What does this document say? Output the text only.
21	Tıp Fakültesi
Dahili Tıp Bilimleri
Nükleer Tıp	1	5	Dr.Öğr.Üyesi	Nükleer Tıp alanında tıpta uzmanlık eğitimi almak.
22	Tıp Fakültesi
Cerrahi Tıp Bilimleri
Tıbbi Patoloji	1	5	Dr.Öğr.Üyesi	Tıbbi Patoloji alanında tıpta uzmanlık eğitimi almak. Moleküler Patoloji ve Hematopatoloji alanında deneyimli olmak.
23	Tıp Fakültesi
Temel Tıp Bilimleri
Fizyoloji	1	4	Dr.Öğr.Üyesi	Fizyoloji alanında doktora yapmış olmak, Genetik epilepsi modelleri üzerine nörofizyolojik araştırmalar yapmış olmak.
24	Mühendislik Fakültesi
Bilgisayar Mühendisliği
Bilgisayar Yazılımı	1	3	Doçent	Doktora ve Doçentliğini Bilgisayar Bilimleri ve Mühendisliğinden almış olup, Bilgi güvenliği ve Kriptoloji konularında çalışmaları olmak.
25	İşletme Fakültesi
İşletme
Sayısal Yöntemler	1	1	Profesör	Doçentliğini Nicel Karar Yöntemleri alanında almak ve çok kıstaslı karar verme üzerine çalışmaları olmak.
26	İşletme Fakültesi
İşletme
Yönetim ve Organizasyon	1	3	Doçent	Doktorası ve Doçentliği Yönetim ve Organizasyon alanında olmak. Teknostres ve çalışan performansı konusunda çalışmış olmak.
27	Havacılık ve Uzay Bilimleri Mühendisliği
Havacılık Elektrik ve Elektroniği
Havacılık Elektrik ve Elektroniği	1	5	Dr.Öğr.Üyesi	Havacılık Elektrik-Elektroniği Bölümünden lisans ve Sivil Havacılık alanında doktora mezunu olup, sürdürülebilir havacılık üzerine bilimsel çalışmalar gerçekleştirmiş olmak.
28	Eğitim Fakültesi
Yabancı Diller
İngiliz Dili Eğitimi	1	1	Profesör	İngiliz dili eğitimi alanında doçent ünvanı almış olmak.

-=-=-=-=-

- _What is expected_
Identify the lines that contain the string "Bilimleri", and copy every one of them.

- _Task result_
Dahili Tıp Bilimleri
Cerrahi Tıp Bilimleri
Temel Tıp Bilimleri
Bilgisayar Yazılımı	1	3	Doçent	Doktora ve Doçentliğini Bilgisayar Bilimleri ve Mühendisliğinden almış olup, Bilgi güvenliği ve Kriptoloji konularında çalışmaları olmak.
27	Havacılık ve Uzay Bilimleri Mühendisliği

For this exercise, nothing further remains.